Judith Leventhal, co-author with Yitta Halberstam of “Small Miracles From Beyond: Dreams, Visions, and Signs That Link Us to the Other Side” (Sterling Ethos), says that even when she speaks to certain religious audiences she encounters skepticism. She asks in return, “Why do we say Kaddish? Why do we say Yizkor?” The origins can be traced to core Talmudic beliefs, says Leventhal. “What we do here has an impact on them,” the dead. “And what they can do has an impact on us. There is two-way communication,” perhaps muted but always there. Akiba, the Talmudic icon, famously taught how the call-and-response of Kaddish alleviates even a dead person’s worst punishment, elevating a soul in the Other World. Similarly, as will be said in Yizkor at Passover’ end, Yizkor is linked to the giving of charity in that soul’s behalf, to illuminate God’s “remembering” of them and us.

“Souls move on,” says Leventhal, “but souls never stop loving, or sending love. The more you’re open to that, the more your antennae is able to pick the signals.” If your radio is broken, does that mean that the air is not full of radio waves carrying songs and news? If your spiritual radio is picking up nothing but static, does that mean there’s nothing to pick up?

The Zohar, the most fundamental work of Jewish mysticism, write Halberstam and Leventhal, “tells us that if it were not for the intercession of our loved ones residing above, our world below could not endure for even a moment.” Souls “come down” to participate in births and weddings, as in the tradition of visiting a cemetery and inviting the souls to join in the celebration, in that world and this.

A biblical example of the dead taking an interest in the living is the prophecy that our exiles would one day pass Rachel’s grave, where our Mother would cry and intercede for the exiles, comforting them.

WHAT YOU WILL DO:
1. Which questions does the passage on links between the living and the dead pose? List all of them.
2. Give the stretch from "A biblical example" through "exiles, comforting them." in the passage on links between the living and the dead, swapping "exiles" for "wanderers".

ENTRIES:
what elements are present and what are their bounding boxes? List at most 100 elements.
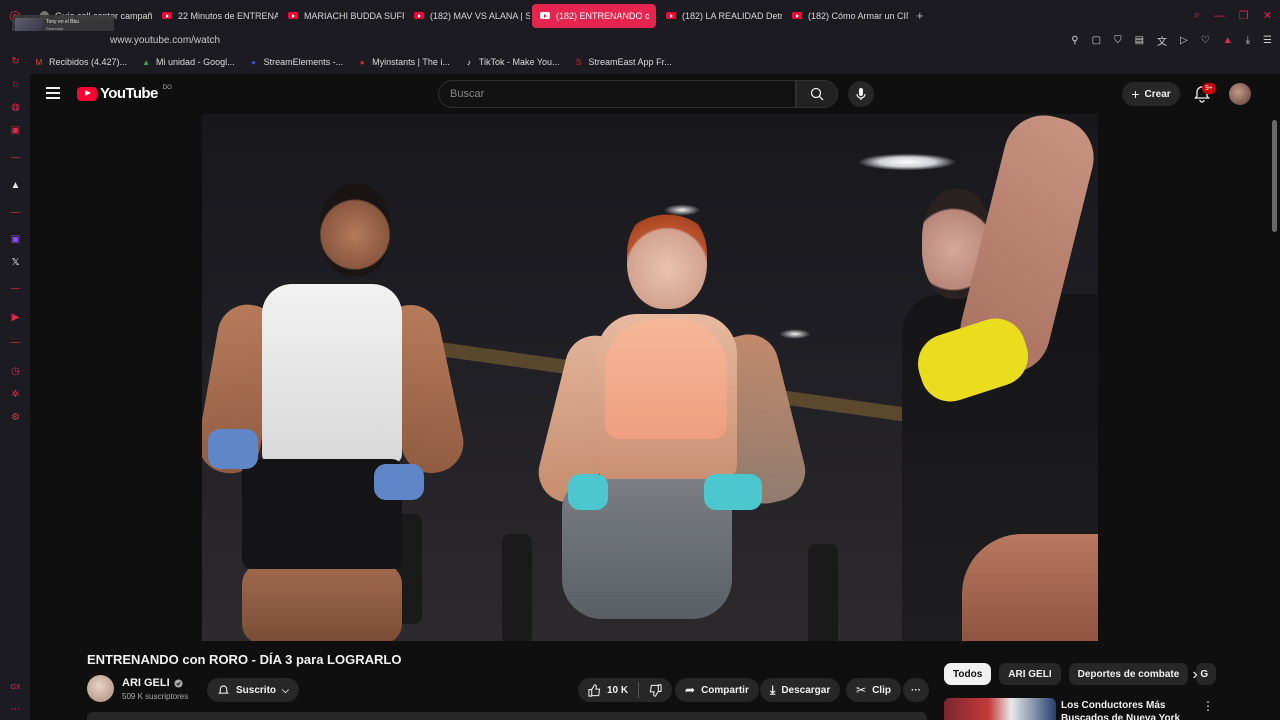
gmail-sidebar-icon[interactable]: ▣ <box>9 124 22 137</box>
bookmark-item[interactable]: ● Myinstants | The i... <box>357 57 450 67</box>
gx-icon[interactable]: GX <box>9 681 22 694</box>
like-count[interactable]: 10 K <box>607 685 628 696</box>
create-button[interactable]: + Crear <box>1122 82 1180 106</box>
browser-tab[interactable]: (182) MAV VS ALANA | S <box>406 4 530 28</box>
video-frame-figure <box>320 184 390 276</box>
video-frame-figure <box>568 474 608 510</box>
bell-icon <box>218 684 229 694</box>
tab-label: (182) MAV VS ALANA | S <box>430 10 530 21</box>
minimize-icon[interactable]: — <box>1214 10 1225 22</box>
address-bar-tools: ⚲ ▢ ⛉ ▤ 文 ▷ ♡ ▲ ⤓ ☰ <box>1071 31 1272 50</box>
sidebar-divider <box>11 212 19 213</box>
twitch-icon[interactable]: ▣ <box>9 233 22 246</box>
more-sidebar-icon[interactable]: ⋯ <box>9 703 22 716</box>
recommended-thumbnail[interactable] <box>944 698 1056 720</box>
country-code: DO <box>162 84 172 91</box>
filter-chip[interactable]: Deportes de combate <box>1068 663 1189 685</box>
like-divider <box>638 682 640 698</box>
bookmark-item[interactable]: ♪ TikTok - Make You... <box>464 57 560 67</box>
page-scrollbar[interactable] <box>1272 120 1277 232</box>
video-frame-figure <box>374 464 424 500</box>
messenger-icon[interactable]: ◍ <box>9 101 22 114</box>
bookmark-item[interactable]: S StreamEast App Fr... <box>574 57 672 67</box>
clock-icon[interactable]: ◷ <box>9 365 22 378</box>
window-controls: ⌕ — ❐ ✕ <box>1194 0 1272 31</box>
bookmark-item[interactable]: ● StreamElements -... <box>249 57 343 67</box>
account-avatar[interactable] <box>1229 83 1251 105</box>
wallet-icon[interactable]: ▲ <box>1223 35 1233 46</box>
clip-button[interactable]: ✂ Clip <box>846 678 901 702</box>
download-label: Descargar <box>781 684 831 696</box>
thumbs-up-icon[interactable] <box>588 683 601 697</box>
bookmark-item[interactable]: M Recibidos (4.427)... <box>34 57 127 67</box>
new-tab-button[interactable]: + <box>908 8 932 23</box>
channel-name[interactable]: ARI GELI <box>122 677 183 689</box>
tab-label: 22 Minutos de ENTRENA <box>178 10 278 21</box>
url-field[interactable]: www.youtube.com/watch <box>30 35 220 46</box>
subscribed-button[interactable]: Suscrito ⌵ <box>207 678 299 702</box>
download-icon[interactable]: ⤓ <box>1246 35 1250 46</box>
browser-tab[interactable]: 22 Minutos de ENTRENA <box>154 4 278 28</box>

SOLUTIONS:
1.
- "Why do we say Kaddish?"
- "Why do we say Yizkor?"
- If your radio is broken, does that mean that the air is not full of radio waves carrying songs and news?
- If your spiritual radio is picking up nothing but static, does that mean there's nothing to pick up?

2.
A biblical example of the dead taking an interest in the living is the prophecy that our wanderers would one day pass Rachel’s grave, where our Mother would cry and intercede for the wanderers, comforting them.